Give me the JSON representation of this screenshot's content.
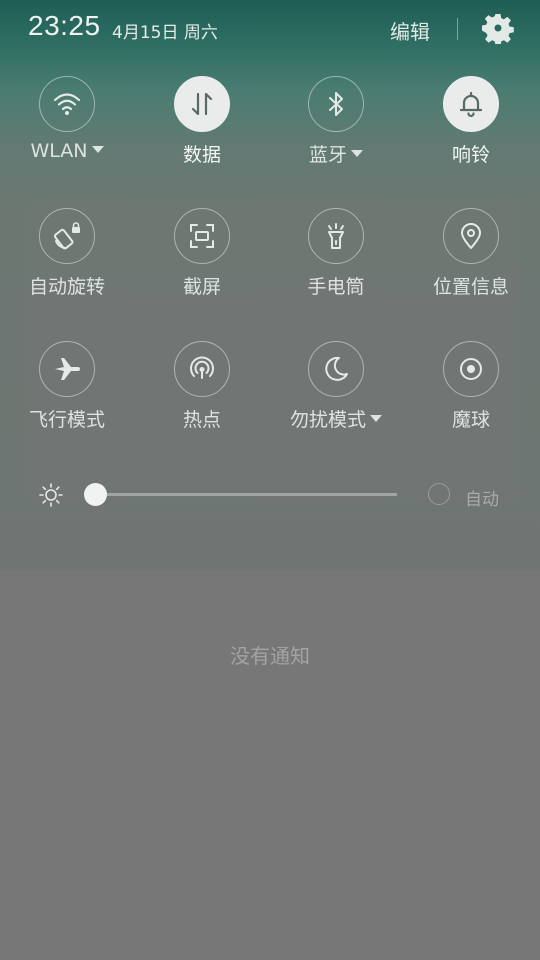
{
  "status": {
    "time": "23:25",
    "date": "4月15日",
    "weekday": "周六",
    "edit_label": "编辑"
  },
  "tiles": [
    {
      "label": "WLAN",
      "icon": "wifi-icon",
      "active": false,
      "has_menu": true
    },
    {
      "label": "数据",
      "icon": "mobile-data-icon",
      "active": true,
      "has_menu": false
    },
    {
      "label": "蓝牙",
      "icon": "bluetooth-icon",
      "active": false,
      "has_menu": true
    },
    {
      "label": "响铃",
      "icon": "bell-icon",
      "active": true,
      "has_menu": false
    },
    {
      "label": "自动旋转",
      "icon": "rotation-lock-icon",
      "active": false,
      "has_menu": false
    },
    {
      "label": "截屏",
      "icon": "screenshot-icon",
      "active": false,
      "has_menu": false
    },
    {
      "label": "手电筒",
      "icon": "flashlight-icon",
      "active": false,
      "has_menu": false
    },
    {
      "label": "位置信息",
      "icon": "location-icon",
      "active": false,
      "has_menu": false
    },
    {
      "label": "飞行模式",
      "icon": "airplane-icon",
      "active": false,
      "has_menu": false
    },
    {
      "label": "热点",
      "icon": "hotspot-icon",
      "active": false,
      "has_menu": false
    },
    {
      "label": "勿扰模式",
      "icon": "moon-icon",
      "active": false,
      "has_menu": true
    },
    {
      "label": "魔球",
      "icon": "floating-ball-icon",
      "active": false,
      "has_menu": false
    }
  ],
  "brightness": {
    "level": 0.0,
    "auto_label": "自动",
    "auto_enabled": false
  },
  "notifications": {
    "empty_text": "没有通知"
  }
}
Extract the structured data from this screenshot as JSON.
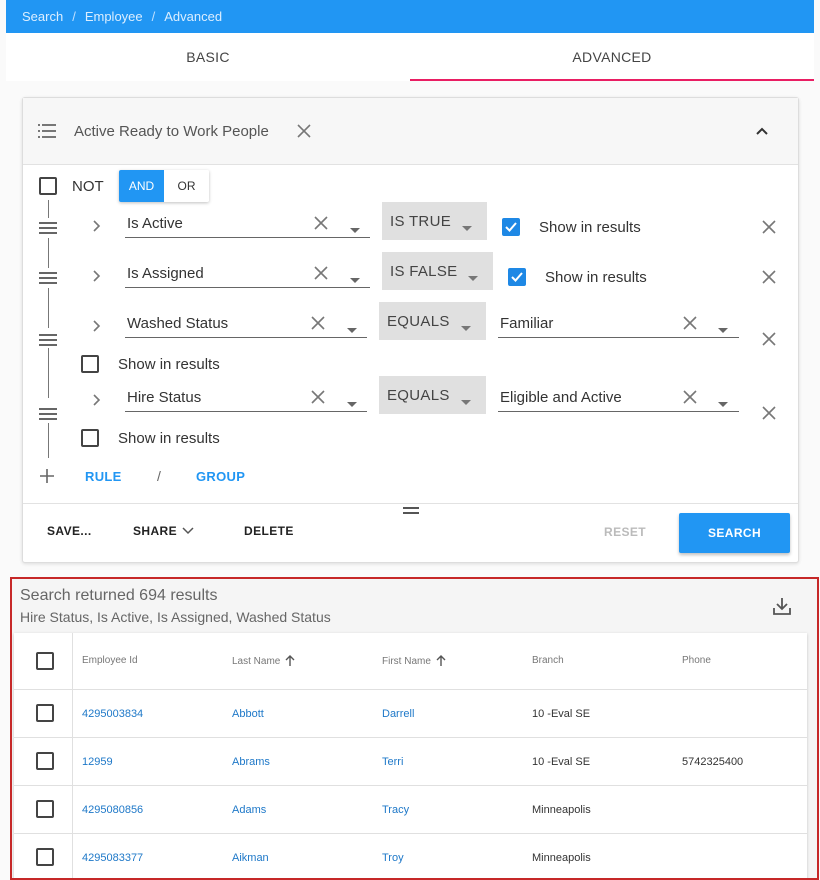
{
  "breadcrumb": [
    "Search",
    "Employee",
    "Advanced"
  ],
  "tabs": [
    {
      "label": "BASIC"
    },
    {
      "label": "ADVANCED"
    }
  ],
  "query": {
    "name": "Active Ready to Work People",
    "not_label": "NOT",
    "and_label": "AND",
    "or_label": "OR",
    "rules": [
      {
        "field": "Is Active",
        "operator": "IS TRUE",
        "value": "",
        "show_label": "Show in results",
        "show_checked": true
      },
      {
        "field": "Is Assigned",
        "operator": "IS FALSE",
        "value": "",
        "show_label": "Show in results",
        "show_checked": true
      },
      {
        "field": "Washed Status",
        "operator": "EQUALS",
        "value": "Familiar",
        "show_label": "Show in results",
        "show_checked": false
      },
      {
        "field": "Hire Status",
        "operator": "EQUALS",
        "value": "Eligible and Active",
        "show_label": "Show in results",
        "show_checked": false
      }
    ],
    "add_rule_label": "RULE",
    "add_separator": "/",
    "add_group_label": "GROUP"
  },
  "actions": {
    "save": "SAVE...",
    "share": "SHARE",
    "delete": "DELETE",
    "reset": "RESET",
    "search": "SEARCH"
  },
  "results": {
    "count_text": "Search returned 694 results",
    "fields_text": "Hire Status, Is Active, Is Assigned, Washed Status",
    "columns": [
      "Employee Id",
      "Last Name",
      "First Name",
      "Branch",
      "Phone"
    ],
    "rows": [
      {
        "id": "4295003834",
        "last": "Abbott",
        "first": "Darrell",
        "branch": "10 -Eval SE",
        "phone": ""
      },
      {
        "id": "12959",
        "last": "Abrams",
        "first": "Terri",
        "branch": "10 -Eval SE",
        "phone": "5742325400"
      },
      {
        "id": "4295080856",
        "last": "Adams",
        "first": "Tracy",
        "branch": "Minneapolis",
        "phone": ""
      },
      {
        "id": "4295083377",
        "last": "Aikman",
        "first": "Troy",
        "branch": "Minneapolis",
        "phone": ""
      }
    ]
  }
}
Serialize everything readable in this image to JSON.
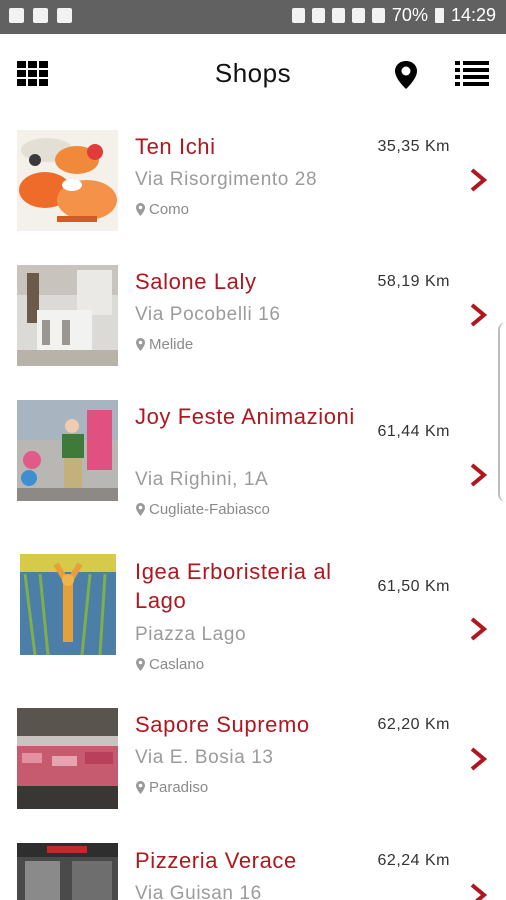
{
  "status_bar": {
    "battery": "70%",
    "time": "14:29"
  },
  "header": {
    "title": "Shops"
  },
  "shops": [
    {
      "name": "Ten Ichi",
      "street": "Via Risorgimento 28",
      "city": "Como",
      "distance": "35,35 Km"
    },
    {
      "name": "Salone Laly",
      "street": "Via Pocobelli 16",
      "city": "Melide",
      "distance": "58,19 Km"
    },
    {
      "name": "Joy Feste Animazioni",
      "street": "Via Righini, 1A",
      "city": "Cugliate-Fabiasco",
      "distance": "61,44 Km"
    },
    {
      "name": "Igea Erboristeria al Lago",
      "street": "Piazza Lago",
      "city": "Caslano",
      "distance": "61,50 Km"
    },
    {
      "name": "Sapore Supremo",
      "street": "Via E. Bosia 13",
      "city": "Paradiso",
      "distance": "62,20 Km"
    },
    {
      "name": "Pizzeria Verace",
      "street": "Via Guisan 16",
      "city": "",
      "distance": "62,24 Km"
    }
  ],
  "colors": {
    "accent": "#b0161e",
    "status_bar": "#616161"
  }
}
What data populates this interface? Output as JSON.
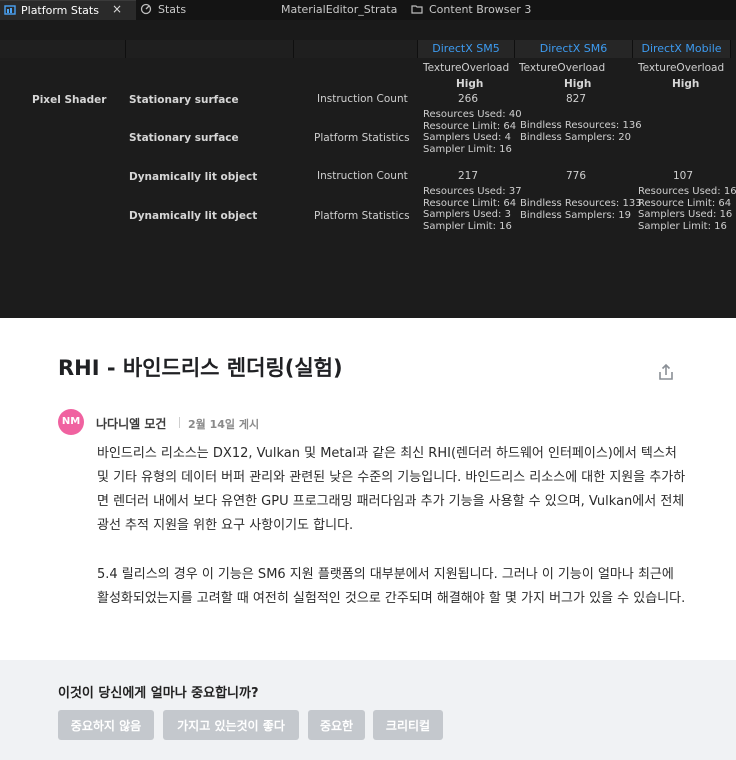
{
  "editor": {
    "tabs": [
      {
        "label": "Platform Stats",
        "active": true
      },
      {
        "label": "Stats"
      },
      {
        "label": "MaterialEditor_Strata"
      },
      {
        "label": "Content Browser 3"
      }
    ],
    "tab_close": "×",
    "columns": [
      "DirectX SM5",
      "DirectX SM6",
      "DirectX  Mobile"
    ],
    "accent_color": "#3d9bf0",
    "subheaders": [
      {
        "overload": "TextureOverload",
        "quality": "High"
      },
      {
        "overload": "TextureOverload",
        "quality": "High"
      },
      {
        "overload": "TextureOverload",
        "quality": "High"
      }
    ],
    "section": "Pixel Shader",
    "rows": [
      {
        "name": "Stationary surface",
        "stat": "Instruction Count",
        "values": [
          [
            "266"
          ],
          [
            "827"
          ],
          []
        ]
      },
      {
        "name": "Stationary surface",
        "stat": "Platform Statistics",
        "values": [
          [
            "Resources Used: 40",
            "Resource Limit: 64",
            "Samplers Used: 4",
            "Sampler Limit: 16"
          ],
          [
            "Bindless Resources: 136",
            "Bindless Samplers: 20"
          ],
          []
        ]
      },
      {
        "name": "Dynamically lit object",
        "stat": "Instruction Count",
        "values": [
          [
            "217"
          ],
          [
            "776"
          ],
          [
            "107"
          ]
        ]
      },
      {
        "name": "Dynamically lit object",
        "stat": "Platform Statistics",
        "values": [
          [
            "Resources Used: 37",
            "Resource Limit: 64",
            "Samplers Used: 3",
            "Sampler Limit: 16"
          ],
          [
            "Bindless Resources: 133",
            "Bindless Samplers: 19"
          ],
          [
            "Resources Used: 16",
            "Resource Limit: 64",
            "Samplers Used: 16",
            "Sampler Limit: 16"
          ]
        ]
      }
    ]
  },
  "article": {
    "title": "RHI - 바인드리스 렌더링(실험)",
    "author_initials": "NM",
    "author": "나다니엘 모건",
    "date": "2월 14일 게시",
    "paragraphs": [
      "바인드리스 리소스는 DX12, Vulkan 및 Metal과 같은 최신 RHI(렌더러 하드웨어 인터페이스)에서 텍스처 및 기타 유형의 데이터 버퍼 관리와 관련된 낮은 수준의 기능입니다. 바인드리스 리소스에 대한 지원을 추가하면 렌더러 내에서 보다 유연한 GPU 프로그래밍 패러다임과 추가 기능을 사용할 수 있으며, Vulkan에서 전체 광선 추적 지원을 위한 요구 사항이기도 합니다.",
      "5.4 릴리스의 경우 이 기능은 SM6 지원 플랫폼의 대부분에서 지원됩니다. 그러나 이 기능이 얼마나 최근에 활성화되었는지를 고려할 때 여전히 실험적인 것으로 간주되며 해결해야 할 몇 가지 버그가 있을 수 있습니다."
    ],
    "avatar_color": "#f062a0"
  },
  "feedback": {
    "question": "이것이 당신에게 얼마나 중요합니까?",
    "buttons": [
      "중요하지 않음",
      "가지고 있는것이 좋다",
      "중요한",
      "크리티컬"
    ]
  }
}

_PROBLEM DESCRIPTION_
Pull out all lines from the entries above in which the word "Washed" appears.

_COMPLETE ANSWER_
        "field": "Washed Status",
    "fields_text": "Hire Status, Is Active, Is Assigned, Washed Status",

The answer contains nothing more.